Aim of the exercise ▸
Render each of the lines below as a string in a single JSON list, one string per line, with blank lines omitted.

(Region and label listings)
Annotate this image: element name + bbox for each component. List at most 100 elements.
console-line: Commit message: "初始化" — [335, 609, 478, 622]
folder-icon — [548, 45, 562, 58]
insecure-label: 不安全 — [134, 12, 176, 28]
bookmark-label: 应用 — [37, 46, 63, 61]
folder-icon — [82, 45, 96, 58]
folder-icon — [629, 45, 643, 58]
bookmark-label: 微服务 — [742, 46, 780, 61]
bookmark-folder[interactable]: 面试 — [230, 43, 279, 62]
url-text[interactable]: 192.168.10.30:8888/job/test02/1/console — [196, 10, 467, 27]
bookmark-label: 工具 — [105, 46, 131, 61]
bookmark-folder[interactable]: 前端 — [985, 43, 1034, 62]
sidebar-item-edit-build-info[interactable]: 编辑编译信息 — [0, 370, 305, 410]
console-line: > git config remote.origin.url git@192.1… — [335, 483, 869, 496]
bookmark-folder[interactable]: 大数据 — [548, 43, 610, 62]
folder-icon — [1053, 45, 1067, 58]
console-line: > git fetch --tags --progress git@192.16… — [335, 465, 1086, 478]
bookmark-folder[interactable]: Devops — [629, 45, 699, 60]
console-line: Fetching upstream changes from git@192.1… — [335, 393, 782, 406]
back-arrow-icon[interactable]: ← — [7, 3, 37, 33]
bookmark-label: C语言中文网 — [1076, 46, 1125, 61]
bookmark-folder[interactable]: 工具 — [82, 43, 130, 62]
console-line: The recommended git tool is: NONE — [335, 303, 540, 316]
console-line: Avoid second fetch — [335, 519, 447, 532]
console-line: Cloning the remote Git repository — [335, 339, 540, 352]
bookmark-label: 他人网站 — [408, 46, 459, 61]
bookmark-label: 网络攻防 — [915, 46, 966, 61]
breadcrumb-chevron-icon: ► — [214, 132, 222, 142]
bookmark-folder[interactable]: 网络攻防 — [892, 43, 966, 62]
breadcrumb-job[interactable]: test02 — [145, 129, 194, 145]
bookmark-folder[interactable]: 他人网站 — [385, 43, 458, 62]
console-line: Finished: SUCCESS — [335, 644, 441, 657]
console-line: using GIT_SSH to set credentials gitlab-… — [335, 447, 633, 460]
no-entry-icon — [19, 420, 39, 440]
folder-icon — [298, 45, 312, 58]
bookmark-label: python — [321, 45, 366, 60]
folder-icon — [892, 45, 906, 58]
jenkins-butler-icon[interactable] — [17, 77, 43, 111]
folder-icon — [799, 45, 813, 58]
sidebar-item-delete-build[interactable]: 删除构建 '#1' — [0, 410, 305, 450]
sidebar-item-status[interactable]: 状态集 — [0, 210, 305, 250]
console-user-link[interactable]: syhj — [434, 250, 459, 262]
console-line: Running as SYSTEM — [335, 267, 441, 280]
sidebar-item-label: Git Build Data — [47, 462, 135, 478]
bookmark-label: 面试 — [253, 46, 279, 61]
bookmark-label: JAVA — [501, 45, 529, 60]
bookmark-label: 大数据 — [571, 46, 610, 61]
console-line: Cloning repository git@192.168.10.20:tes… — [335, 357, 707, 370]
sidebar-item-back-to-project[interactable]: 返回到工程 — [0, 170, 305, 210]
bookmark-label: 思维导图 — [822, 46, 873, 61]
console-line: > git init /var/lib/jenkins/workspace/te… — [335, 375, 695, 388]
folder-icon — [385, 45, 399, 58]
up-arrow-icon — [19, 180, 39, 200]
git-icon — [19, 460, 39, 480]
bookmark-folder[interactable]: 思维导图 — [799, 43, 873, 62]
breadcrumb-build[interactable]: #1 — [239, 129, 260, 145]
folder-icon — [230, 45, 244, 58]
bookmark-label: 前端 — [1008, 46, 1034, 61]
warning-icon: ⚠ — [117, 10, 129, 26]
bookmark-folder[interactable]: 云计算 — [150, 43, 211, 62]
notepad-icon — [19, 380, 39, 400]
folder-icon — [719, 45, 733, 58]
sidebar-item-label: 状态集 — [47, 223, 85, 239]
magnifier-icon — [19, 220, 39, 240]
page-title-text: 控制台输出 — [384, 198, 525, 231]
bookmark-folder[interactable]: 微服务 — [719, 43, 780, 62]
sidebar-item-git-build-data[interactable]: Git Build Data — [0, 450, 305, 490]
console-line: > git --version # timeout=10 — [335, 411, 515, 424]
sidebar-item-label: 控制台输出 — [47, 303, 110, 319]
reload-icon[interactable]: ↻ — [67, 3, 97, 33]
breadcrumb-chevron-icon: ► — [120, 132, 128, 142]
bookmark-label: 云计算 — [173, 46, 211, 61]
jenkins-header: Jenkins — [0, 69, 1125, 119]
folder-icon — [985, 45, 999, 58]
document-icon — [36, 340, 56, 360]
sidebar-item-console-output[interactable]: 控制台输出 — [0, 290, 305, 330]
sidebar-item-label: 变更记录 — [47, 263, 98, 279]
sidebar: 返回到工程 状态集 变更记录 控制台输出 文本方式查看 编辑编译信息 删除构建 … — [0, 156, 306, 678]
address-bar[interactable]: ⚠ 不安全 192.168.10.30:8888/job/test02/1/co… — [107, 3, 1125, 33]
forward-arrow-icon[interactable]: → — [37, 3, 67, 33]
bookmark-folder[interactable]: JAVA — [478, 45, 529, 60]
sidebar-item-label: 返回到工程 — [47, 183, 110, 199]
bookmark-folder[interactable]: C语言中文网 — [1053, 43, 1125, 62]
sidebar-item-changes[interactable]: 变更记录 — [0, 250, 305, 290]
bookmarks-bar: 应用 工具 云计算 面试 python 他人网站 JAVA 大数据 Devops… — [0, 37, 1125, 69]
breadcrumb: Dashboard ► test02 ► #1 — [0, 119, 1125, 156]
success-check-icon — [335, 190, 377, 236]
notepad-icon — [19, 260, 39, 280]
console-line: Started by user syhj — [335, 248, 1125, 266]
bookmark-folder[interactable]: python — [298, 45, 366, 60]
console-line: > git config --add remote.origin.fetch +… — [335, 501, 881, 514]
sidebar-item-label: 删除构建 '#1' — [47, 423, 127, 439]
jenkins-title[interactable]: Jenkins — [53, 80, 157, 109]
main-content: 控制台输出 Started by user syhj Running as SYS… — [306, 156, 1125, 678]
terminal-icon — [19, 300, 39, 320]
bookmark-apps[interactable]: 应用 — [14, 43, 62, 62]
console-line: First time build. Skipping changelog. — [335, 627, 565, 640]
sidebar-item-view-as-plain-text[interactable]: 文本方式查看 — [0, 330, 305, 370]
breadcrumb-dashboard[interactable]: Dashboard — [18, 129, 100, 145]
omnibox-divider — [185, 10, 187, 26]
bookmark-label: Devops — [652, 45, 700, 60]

Full output ▸
[
  "Annotate this image: element name + bbox for each component. List at most 100 elements.",
  "console-line: Commit message: \"初始化\" — [335, 609, 478, 622]",
  "folder-icon — [548, 45, 562, 58]",
  "insecure-label: 不安全 — [134, 12, 176, 28]",
  "bookmark-label: 应用 — [37, 46, 63, 61]",
  "folder-icon — [82, 45, 96, 58]",
  "folder-icon — [629, 45, 643, 58]",
  "bookmark-label: 微服务 — [742, 46, 780, 61]",
  "bookmark-folder[interactable]: 面试 — [230, 43, 279, 62]",
  "url-text[interactable]: 192.168.10.30:8888/job/test02/1/console — [196, 10, 467, 27]",
  "bookmark-label: 工具 — [105, 46, 131, 61]",
  "bookmark-folder[interactable]: 前端 — [985, 43, 1034, 62]",
  "sidebar-item-edit-build-info[interactable]: 编辑编译信息 — [0, 370, 305, 410]",
  "console-line: > git config remote.origin.url git@192.1… — [335, 483, 869, 496]",
  "bookmark-folder[interactable]: 大数据 — [548, 43, 610, 62]",
  "folder-icon — [1053, 45, 1067, 58]",
  "console-line: > git fetch --tags --progress git@192.16… — [335, 465, 1086, 478]",
  "bookmark-folder[interactable]: Devops — [629, 45, 699, 60]",
  "console-line: Fetching upstream changes from git@192.1… — [335, 393, 782, 406]",
  "back-arrow-icon[interactable]: ← — [7, 3, 37, 33]",
  "bookmark-label: C语言中文网 — [1076, 46, 1125, 61]",
  "bookmark-folder[interactable]: 工具 — [82, 43, 130, 62]",
  "console-line: The recommended git tool is: NONE — [335, 303, 540, 316]",
  "console-line: Avoid second fetch — [335, 519, 447, 532]",
  "console-line: Cloning the remote Git repository — [335, 339, 540, 352]",
  "bookmark-label: 他人网站 — [408, 46, 459, 61]",
  "bookmark-label: 网络攻防 — [915, 46, 966, 61]",
  "breadcrumb-chevron-icon: ► — [214, 132, 222, 142]",
  "bookmark-folder[interactable]: 网络攻防 — [892, 43, 966, 62]",
  "breadcrumb-job[interactable]: test02 — [145, 129, 194, 145]",
  "bookmark-folder[interactable]: 他人网站 — [385, 43, 458, 62]",
  "console-line: Finished: SUCCESS — [335, 644, 441, 657]",
  "console-line: using GIT_SSH to set credentials gitlab-… — [335, 447, 633, 460]",
  "no-entry-icon — [19, 420, 39, 440]",
  "folder-icon — [298, 45, 312, 58]",
  "bookmark-label: python — [321, 45, 366, 60]",
  "folder-icon — [892, 45, 906, 58]",
  "jenkins-butler-icon[interactable] — [17, 77, 43, 111]",
  "folder-icon — [799, 45, 813, 58]",
  "sidebar-item-delete-build[interactable]: 删除构建 '#1' — [0, 410, 305, 450]",
  "sidebar-item-status[interactable]: 状态集 — [0, 210, 305, 250]",
  "console-user-link[interactable]: syhj — [434, 250, 459, 262]",
  "console-line: Running as SYSTEM — [335, 267, 441, 280]",
  "sidebar-item-label: Git Build Data — [47, 462, 135, 478]",
  "bookmark-label: 面试 — [253, 46, 279, 61]",
  "bookmark-label: JAVA — [501, 45, 529, 60]",
  "bookmark-label: 大数据 — [571, 46, 610, 61]",
  "console-line: Cloning repository git@192.168.10.20:tes… — [335, 357, 707, 370]",
  "sidebar-item-back-to-project[interactable]: 返回到工程 — [0, 170, 305, 210]",
  "bookmark-label: 思维导图 — [822, 46, 873, 61]",
  "console-line: > git init /var/lib/jenkins/workspace/te… — [335, 375, 695, 388]",
  "folder-icon — [385, 45, 399, 58]",
  "up-arrow-icon — [19, 180, 39, 200]",
  "git-icon — [19, 460, 39, 480]",
  "bookmark-folder[interactable]: 思维导图 — [799, 43, 873, 62]",
  "breadcrumb-build[interactable]: #1 — [239, 129, 260, 145]",
  "folder-icon — [230, 45, 244, 58]",
  "bookmark-label: 前端 — [1008, 46, 1034, 61]",
  "warning-icon: ⚠ — [117, 10, 129, 26]",
  "bookmark-folder[interactable]: 云计算 — [150, 43, 211, 62]",
  "notepad-icon — [19, 380, 39, 400]",
  "folder-icon — [719, 45, 733, 58]",
  "sidebar-item-label: 状态集 — [47, 223, 85, 239]",
  "magnifier-icon — [19, 220, 39, 240]",
  "page-title-text: 控制台输出 — [384, 198, 525, 231]",
  "bookmark-folder[interactable]: 微服务 — [719, 43, 780, 62]",
  "sidebar-item-git-build-data[interactable]: Git Build Data — [0, 450, 305, 490]",
  "console-line: > git --version # timeout=10 — [335, 411, 515, 424]",
  "sidebar-item-label: 控制台输出 — [47, 303, 110, 319]",
  "reload-icon[interactable]: ↻ — [67, 3, 97, 33]",
  "breadcrumb-chevron-icon: ► — [120, 132, 128, 142]",
  "bookmark-label: 云计算 — [173, 46, 211, 61]",
  "jenkins-header: Jenkins — [0, 69, 1125, 119]",
  "folder-icon — [985, 45, 999, 58]",
  "document-icon — [36, 340, 56, 360]",
  "sidebar-item-console-output[interactable]: 控制台输出 — [0, 290, 305, 330]",
  "sidebar-item-label: 变更记录 — [47, 263, 98, 279]",
  "sidebar: 返回到工程 状态集 变更记录 控制台输出 文本方式查看 编辑编译信息 删除构建 … — [0, 156, 306, 678]",
  "address-bar[interactable]: ⚠ 不安全 192.168.10.30:8888/job/test02/1/co… — [107, 3, 1125, 33]",
  "forward-arrow-icon[interactable]: → — [37, 3, 67, 33]",
  "bookmark-folder[interactable]: JAVA — [478, 45, 529, 60]",
  "sidebar-item-label: 返回到工程 — [47, 183, 110, 199]",
  "bookmark-folder[interactable]: C语言中文网 — [1053, 43, 1125, 62]",
  "sidebar-item-changes[interactable]: 变更记录 — [0, 250, 305, 290]",
  "bookmarks-bar: 应用 工具 云计算 面试 python 他人网站 JAVA 大数据 Devops… — [0, 37, 1125, 69]",
  "breadcrumb: Dashboard ► test02 ► #1 — [0, 119, 1125, 156]",
  "success-check-icon — [335, 190, 377, 236]",
  "notepad-icon — [19, 260, 39, 280]",
  "console-line: Started by user syhj — [335, 248, 1125, 266]",
  "bookmark-folder[interactable]: python — [298, 45, 366, 60]",
  "console-line: > git config --add remote.origin.fetch +… — [335, 501, 881, 514]",
  "sidebar-item-label: 删除构建 '#1' — [47, 423, 127, 439]",
  "jenkins-title[interactable]: Jenkins — [53, 80, 157, 109]",
  "main-content: 控制台输出 Started by user syhj Running as SYS… — [306, 156, 1125, 678]",
  "terminal-icon — [19, 300, 39, 320]",
  "bookmark-apps[interactable]: 应用 — [14, 43, 62, 62]",
  "console-line: First time build. Skipping changelog. — [335, 627, 565, 640]",
  "sidebar-item-view-as-plain-text[interactable]: 文本方式查看 — [0, 330, 305, 370]",
  "breadcrumb-dashboard[interactable]: Dashboard — [18, 129, 100, 145]",
  "omnibox-divider — [185, 10, 187, 26]",
  "bookmark-label: Devops — [652, 45, 700, 60]"
]